Please output the records below in full, exactly as given, but without the images.

[Stored data]
__________________________________________________

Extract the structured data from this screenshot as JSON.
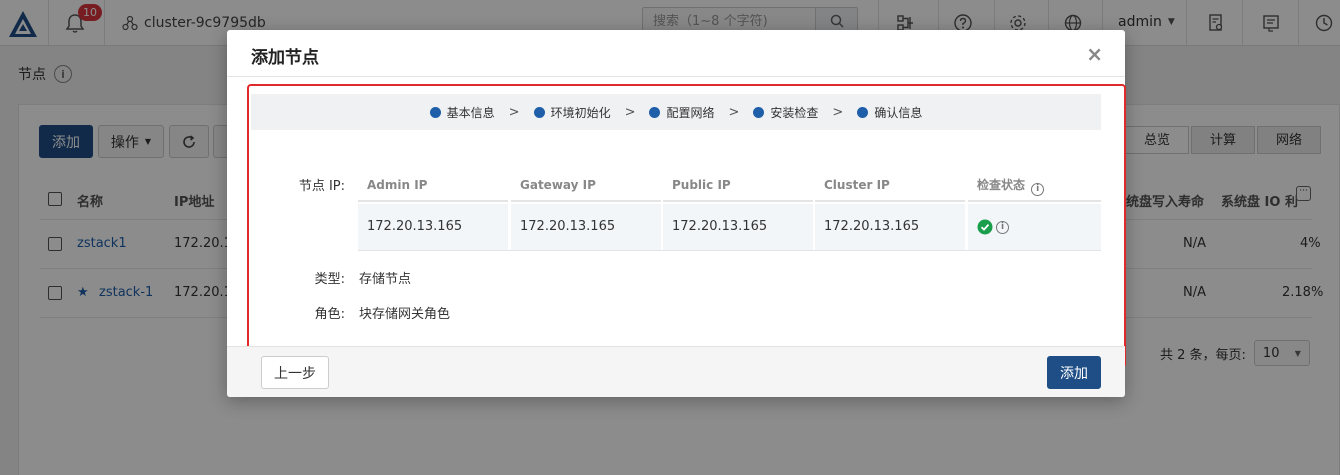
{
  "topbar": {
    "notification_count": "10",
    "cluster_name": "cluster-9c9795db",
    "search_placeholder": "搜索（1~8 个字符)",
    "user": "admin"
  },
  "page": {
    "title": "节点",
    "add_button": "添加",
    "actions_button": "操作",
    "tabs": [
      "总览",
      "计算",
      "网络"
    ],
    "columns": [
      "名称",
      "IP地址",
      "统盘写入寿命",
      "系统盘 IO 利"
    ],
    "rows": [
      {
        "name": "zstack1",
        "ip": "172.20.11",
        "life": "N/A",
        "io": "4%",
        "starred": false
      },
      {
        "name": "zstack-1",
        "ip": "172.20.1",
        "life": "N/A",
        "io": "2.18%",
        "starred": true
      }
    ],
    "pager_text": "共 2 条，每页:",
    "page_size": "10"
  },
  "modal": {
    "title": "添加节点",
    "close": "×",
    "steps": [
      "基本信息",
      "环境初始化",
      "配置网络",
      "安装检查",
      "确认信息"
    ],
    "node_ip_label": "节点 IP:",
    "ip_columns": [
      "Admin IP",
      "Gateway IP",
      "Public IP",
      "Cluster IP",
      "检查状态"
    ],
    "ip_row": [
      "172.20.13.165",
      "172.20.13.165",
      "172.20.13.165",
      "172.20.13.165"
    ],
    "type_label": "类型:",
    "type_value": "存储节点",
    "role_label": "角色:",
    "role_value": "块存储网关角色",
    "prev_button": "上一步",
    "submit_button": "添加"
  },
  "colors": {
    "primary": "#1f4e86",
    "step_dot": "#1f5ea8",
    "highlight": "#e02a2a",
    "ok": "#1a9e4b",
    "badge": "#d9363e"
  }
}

__________________________________________________

Result of this task:
Extract the structured data from this screenshot as JSON.
{
  "topbar": {
    "notification_count": "10",
    "cluster_name": "cluster-9c9795db",
    "search_placeholder": "搜索（1~8 个字符)",
    "user": "admin"
  },
  "page": {
    "title": "节点",
    "add_button": "添加",
    "actions_button": "操作",
    "tabs": [
      "总览",
      "计算",
      "网络"
    ],
    "columns": [
      "名称",
      "IP地址",
      "统盘写入寿命",
      "系统盘 IO 利"
    ],
    "rows": [
      {
        "name": "zstack1",
        "ip": "172.20.11",
        "life": "N/A",
        "io": "4%",
        "starred": false
      },
      {
        "name": "zstack-1",
        "ip": "172.20.1",
        "life": "N/A",
        "io": "2.18%",
        "starred": true
      }
    ],
    "pager_text": "共 2 条，每页:",
    "page_size": "10"
  },
  "modal": {
    "title": "添加节点",
    "close": "×",
    "steps": [
      "基本信息",
      "环境初始化",
      "配置网络",
      "安装检查",
      "确认信息"
    ],
    "node_ip_label": "节点 IP:",
    "ip_columns": [
      "Admin IP",
      "Gateway IP",
      "Public IP",
      "Cluster IP",
      "检查状态"
    ],
    "ip_row": [
      "172.20.13.165",
      "172.20.13.165",
      "172.20.13.165",
      "172.20.13.165"
    ],
    "type_label": "类型:",
    "type_value": "存储节点",
    "role_label": "角色:",
    "role_value": "块存储网关角色",
    "prev_button": "上一步",
    "submit_button": "添加"
  },
  "colors": {
    "primary": "#1f4e86",
    "step_dot": "#1f5ea8",
    "highlight": "#e02a2a",
    "ok": "#1a9e4b",
    "badge": "#d9363e"
  }
}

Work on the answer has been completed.